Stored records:
····················

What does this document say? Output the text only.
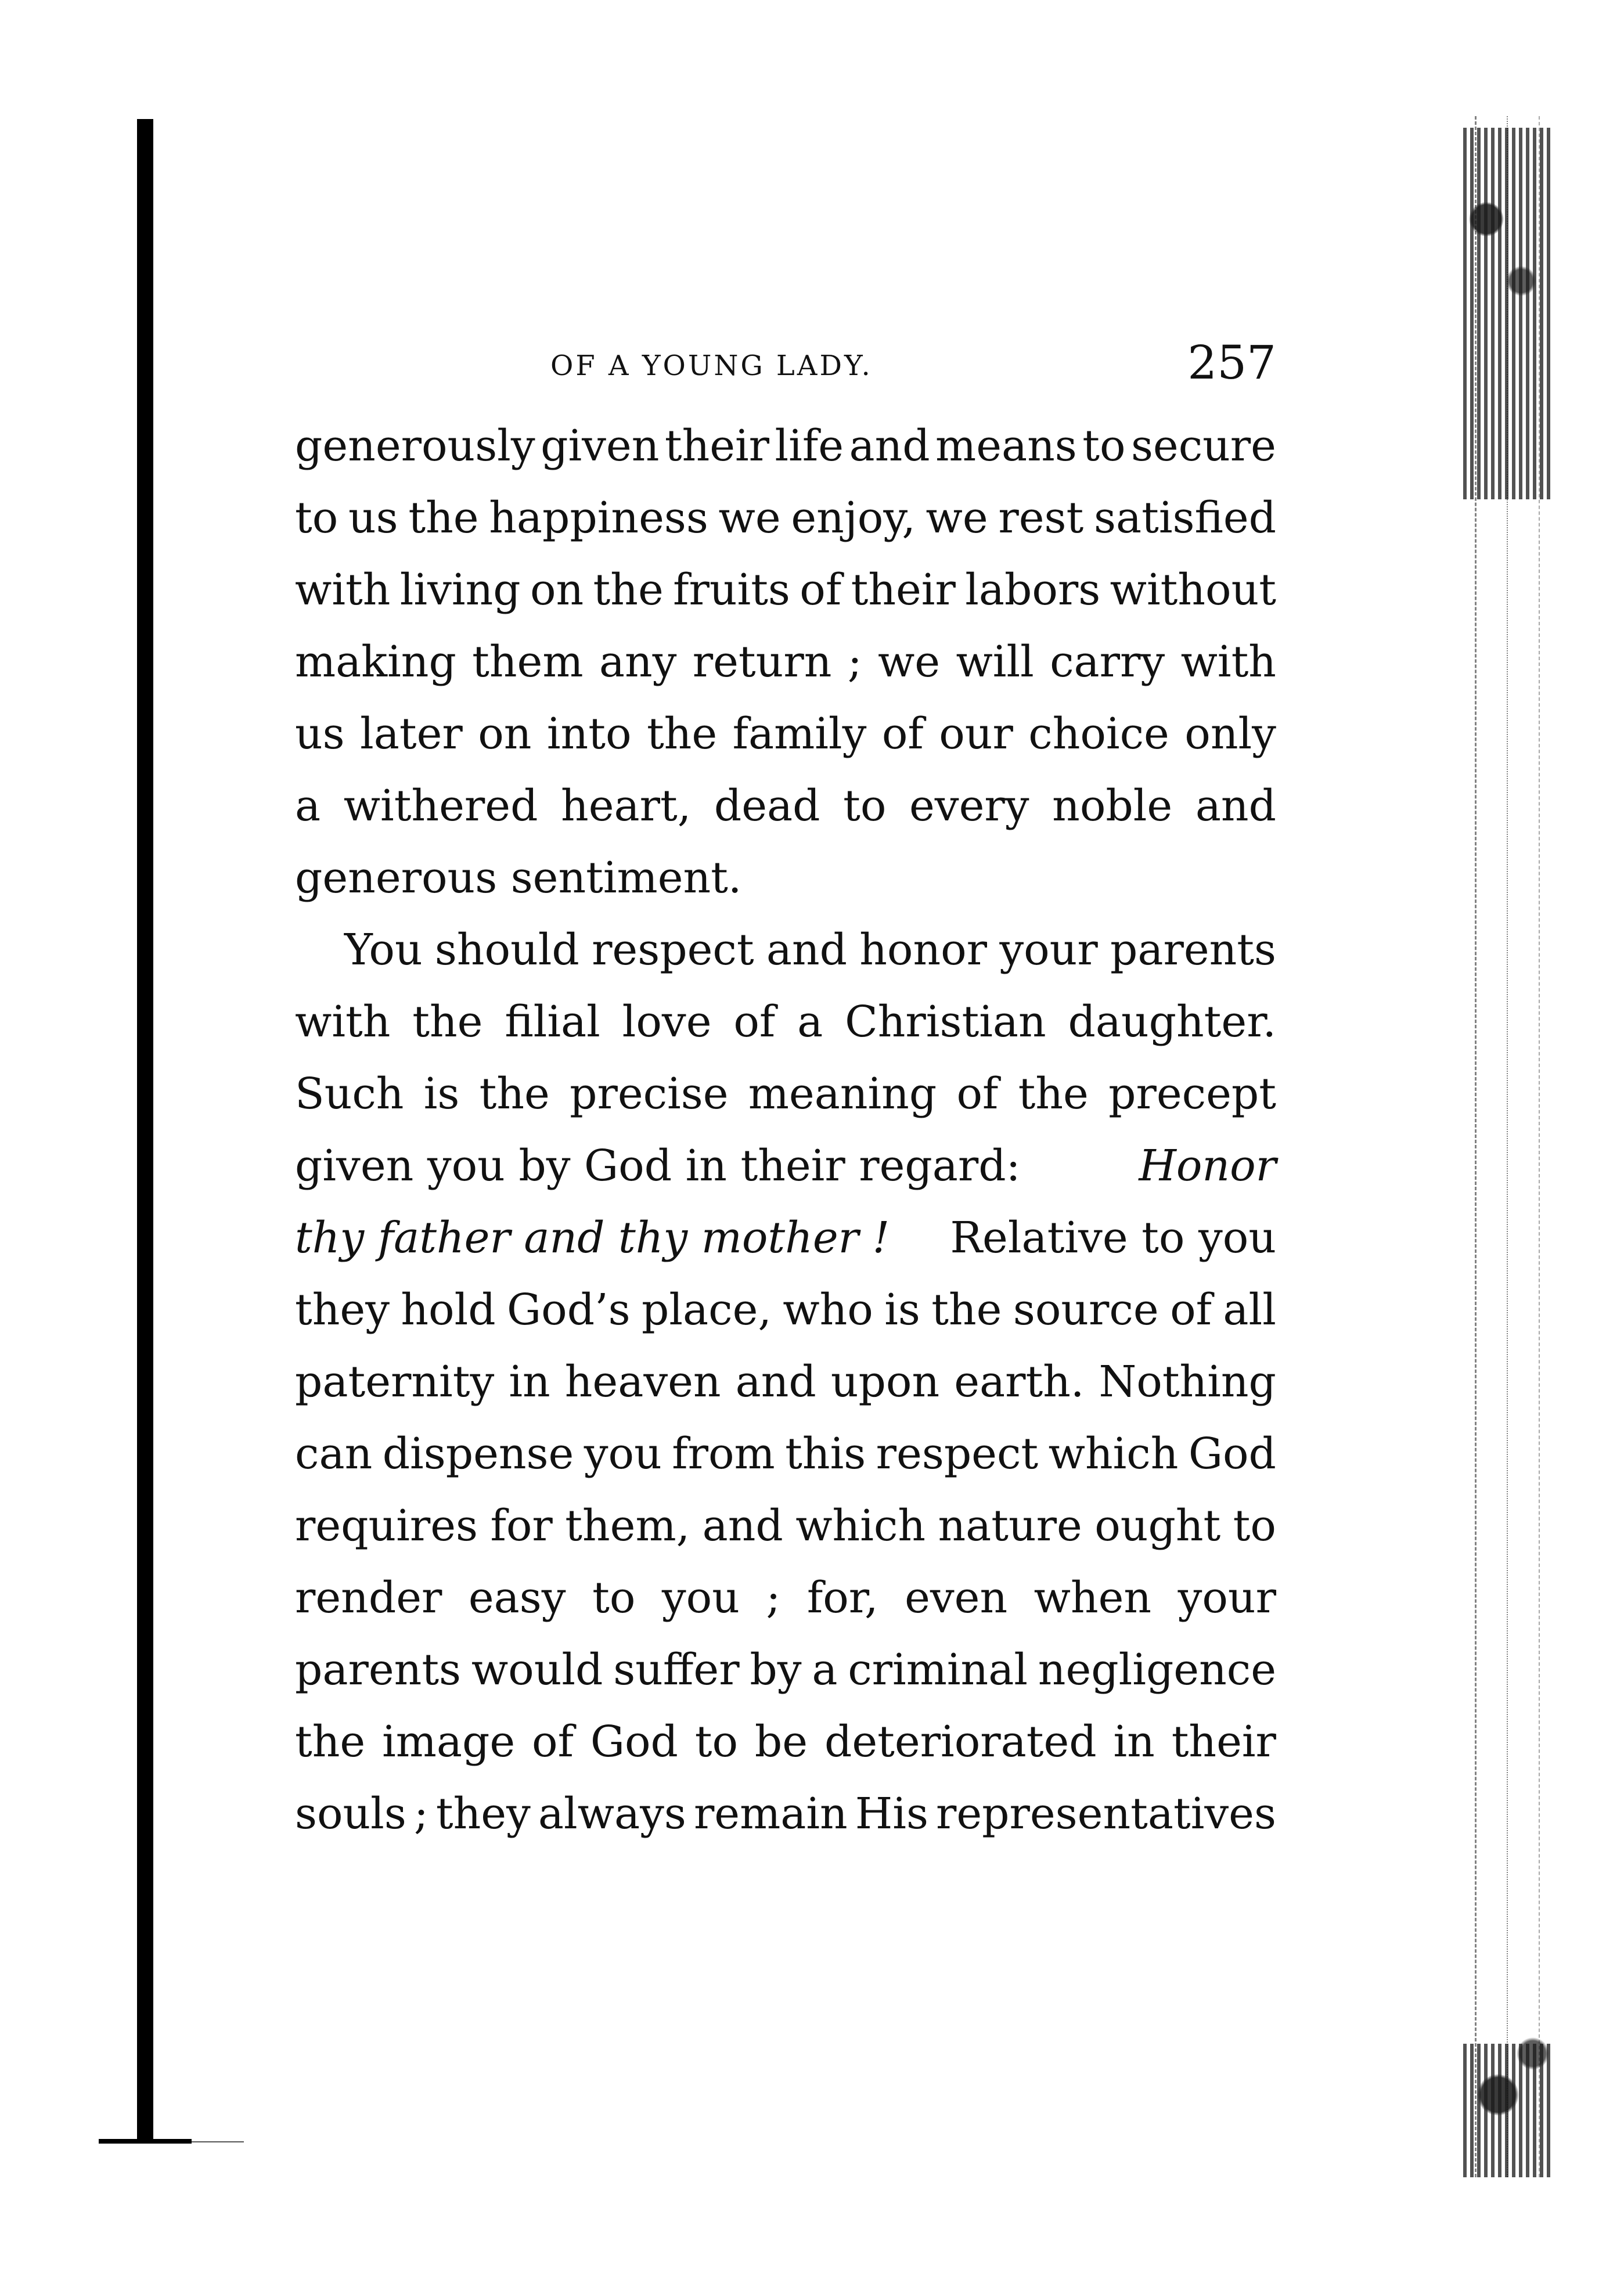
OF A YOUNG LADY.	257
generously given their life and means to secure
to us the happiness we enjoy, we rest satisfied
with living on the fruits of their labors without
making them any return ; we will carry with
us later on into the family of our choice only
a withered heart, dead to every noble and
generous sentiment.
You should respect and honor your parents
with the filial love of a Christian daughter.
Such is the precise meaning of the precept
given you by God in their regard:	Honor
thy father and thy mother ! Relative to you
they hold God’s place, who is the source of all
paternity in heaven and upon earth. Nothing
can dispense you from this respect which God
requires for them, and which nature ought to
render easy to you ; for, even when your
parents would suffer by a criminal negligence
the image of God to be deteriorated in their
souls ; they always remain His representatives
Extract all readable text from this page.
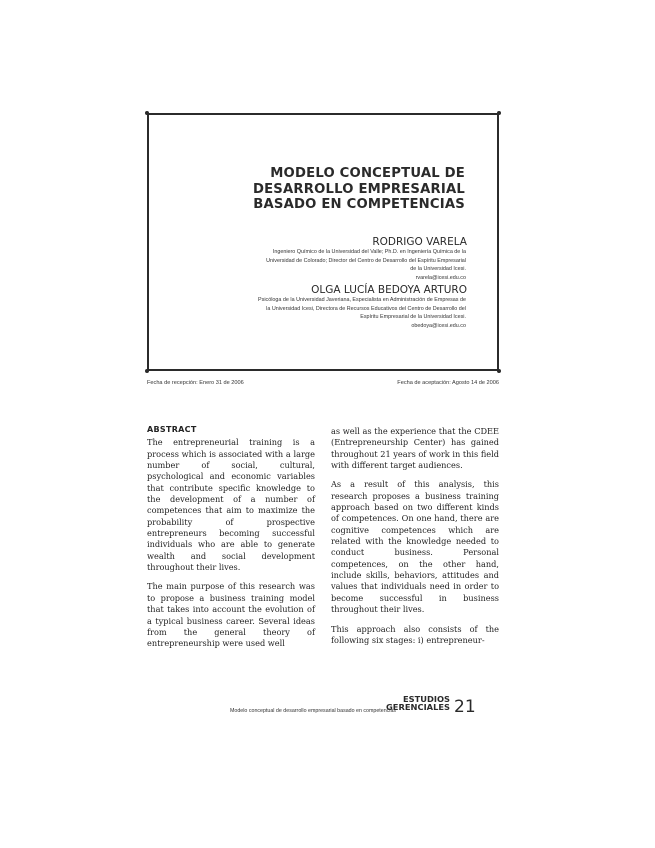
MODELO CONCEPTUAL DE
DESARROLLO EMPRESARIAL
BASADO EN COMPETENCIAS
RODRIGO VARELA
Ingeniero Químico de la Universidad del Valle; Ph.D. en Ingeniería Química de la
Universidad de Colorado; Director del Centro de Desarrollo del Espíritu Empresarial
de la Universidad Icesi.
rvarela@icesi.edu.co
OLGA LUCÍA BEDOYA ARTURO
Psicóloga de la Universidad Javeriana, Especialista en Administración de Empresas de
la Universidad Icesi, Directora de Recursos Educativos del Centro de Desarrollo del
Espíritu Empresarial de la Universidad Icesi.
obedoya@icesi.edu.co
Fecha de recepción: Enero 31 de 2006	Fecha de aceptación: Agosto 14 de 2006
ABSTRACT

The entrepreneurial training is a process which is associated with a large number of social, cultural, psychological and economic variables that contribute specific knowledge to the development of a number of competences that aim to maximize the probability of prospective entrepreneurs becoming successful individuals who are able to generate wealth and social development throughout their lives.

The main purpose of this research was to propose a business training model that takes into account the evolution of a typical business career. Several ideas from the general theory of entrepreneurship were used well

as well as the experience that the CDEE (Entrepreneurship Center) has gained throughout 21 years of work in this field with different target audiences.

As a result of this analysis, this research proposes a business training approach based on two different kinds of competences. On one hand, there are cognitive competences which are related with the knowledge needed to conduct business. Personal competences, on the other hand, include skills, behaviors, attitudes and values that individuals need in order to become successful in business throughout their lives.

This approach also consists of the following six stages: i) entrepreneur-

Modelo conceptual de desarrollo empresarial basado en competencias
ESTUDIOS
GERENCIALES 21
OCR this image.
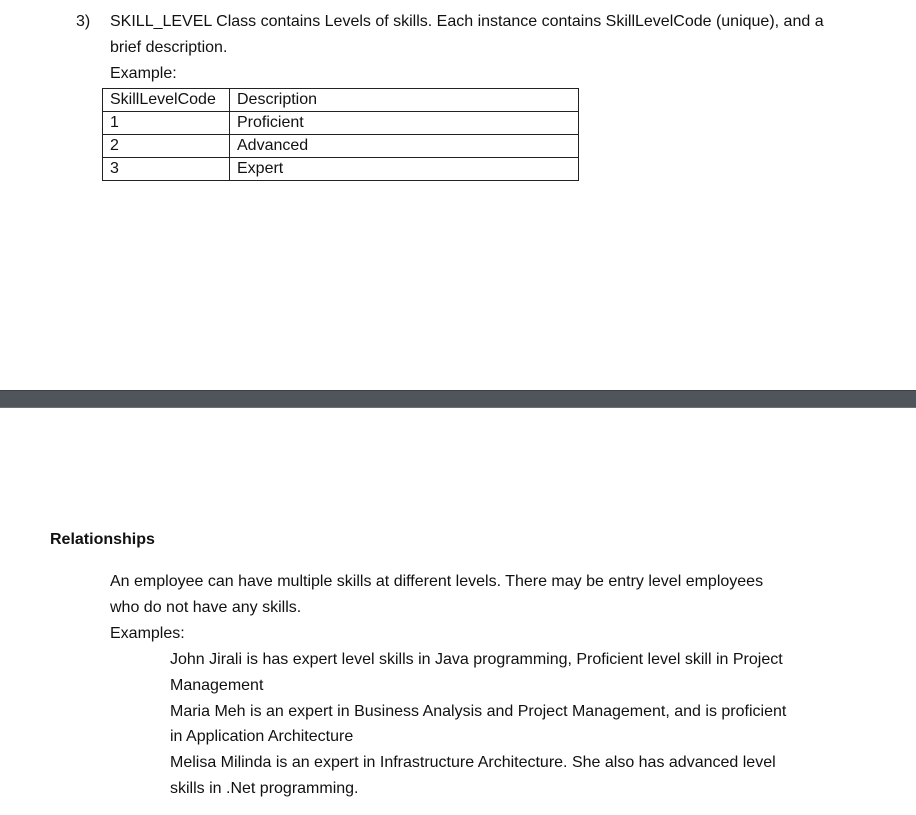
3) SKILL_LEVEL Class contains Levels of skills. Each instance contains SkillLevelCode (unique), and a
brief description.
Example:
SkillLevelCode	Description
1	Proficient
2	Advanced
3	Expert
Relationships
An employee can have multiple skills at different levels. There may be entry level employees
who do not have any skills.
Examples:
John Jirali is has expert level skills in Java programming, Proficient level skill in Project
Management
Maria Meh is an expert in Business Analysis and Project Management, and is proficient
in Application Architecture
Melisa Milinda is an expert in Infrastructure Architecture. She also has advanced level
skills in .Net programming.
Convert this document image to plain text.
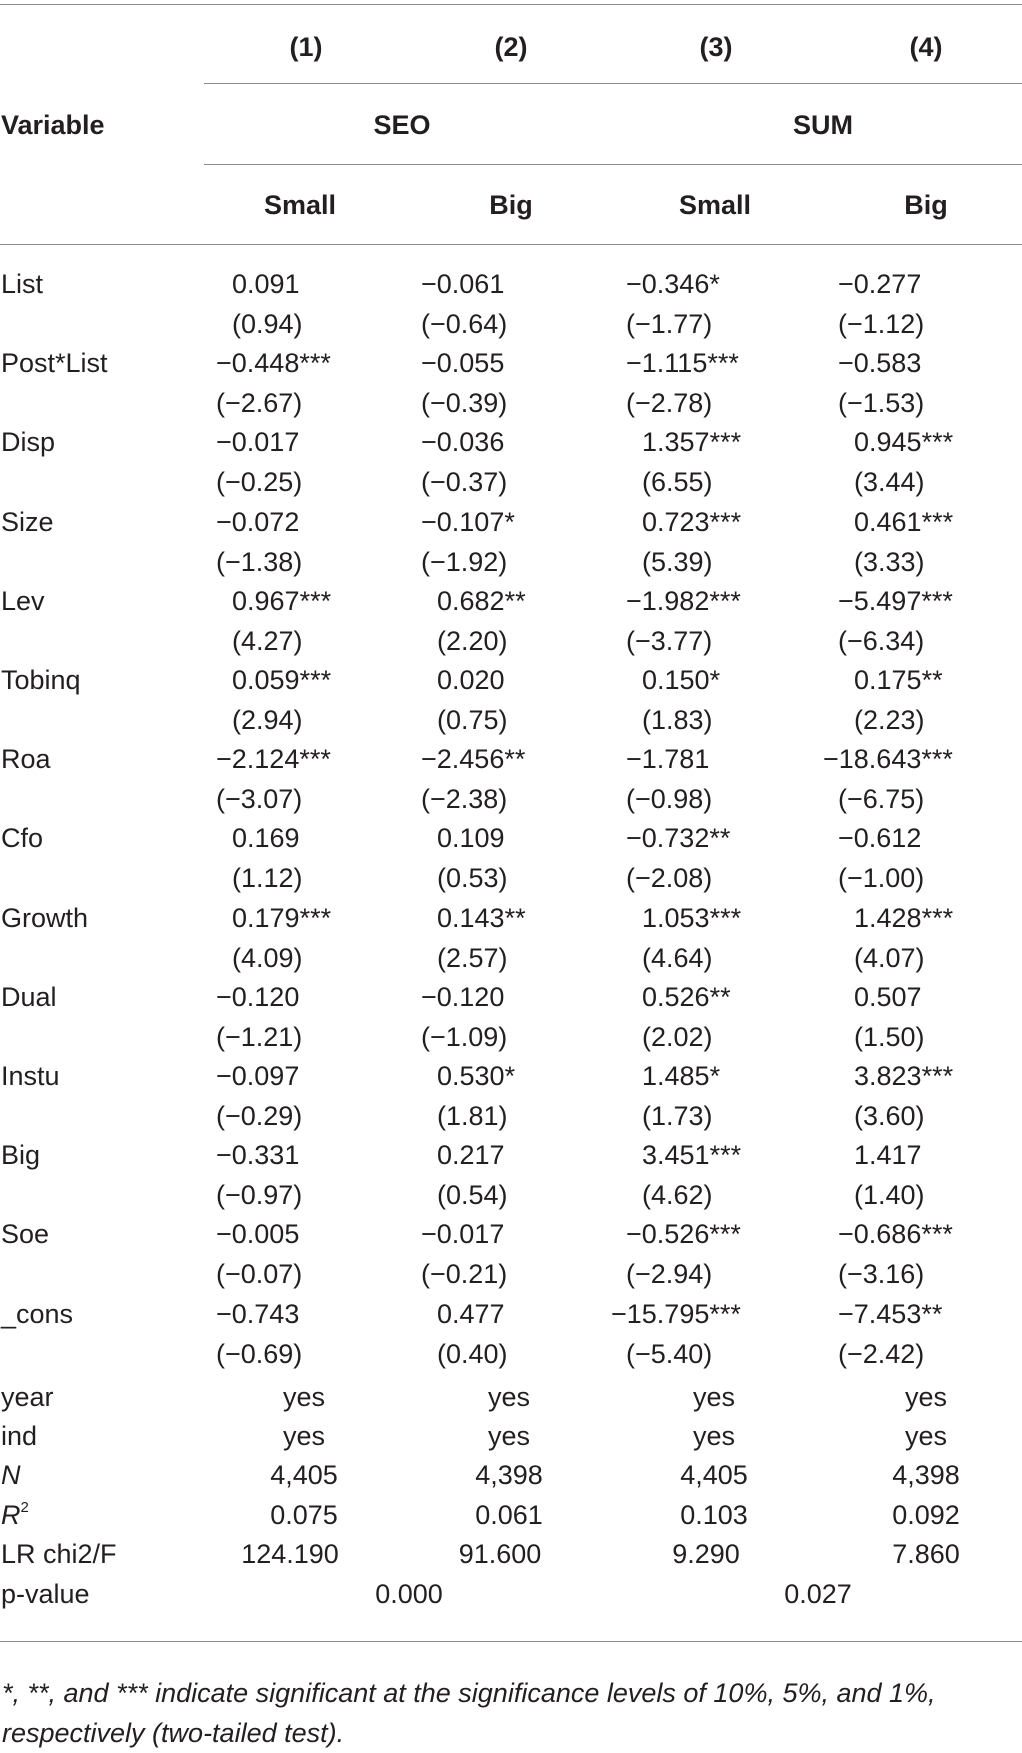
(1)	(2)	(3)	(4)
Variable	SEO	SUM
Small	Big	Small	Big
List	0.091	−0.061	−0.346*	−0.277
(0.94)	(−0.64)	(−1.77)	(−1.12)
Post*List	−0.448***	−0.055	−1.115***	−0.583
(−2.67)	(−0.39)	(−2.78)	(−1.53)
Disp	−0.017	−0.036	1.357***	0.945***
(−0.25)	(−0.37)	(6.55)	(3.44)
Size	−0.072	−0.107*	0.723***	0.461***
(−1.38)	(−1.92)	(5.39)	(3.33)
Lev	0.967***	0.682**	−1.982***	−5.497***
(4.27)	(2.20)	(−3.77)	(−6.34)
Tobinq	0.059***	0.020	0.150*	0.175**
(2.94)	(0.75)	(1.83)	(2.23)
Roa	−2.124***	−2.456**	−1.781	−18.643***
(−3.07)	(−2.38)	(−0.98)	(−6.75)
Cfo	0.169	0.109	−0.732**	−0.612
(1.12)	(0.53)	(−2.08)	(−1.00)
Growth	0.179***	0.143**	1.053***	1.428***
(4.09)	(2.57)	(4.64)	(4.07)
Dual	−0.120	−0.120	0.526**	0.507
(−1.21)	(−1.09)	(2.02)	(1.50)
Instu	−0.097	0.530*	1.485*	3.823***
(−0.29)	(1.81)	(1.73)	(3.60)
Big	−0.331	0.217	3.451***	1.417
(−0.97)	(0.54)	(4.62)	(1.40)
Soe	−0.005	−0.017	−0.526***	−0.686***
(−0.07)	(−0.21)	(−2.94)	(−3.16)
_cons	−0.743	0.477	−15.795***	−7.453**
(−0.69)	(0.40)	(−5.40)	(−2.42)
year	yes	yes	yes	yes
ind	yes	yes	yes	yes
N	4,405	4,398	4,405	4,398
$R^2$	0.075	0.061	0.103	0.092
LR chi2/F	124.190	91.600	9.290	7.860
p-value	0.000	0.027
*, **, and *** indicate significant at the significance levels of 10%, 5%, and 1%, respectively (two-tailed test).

····················

Lines that hold the word "have" are the ones to return, every one of them.

An employee can have multiple skills at different levels. There may be entry level employees
who do not have any skills.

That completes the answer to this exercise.